| Assignment |
From the listing below, pick out each line with the word "signature".

| Records shown |
════════════════════
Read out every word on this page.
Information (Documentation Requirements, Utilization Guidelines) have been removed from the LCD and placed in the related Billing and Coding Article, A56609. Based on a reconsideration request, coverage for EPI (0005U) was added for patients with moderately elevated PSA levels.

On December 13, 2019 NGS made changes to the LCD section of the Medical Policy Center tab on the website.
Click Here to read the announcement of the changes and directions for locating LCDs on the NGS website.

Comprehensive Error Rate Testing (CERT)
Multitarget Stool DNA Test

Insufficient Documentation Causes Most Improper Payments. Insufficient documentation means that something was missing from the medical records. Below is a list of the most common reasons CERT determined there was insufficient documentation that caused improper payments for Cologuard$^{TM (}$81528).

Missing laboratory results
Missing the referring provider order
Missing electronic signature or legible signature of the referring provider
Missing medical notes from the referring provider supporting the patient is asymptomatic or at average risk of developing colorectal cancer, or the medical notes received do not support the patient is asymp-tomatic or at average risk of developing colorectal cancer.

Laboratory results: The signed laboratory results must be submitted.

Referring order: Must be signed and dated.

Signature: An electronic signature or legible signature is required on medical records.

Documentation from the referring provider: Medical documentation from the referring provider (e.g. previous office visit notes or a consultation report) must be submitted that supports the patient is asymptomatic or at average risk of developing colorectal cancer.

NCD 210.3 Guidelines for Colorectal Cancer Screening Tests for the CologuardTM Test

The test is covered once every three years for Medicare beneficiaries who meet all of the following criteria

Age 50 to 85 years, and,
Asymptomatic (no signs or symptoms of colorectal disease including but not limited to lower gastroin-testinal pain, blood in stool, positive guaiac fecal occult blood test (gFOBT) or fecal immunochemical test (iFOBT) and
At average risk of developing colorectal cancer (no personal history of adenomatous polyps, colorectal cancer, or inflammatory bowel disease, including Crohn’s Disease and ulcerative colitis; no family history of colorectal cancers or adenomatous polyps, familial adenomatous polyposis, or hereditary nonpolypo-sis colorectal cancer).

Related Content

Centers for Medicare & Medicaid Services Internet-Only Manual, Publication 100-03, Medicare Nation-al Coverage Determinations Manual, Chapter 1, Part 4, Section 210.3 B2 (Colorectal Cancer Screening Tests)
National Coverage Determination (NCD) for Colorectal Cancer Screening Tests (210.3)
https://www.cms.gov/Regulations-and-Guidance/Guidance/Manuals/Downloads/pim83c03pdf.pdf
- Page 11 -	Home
════════════════════
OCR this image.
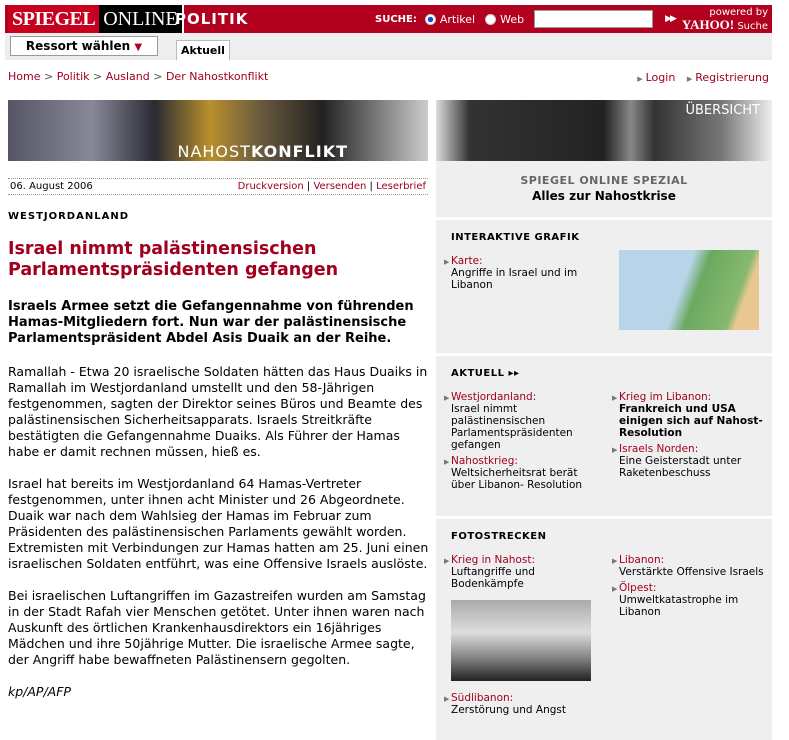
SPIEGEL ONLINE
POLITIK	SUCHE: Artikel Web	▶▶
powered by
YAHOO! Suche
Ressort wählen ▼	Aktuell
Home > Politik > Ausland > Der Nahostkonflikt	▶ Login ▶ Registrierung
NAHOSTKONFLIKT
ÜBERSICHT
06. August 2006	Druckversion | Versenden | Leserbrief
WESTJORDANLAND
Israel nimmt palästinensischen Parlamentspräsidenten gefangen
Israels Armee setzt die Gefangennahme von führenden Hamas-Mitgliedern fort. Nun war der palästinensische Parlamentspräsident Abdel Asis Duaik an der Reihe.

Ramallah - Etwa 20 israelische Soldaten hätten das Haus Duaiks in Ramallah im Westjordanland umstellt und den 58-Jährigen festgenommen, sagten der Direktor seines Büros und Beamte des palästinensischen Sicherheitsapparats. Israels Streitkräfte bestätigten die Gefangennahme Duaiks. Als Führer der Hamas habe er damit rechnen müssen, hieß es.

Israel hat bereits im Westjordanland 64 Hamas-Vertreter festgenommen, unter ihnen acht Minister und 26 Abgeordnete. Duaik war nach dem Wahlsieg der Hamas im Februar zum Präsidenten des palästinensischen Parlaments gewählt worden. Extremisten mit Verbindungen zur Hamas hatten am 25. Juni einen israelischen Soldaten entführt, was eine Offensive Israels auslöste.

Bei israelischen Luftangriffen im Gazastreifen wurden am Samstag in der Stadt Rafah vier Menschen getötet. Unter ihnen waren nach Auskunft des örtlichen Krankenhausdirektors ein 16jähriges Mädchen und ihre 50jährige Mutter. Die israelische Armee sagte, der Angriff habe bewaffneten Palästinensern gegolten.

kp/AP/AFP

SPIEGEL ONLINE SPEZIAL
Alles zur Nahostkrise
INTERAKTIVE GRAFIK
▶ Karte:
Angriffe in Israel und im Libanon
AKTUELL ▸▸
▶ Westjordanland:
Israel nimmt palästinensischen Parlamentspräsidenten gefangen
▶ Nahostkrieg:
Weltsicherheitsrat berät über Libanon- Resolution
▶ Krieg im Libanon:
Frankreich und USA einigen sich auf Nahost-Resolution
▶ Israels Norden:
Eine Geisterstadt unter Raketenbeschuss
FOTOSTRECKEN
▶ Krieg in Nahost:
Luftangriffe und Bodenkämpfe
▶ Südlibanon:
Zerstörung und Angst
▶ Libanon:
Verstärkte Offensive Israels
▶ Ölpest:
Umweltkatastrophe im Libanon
════════════════════
| Reply to the task |
Missing electronic signature or legible signature of the referring provider
Signature: An electronic signature or legible signature is required on medical records.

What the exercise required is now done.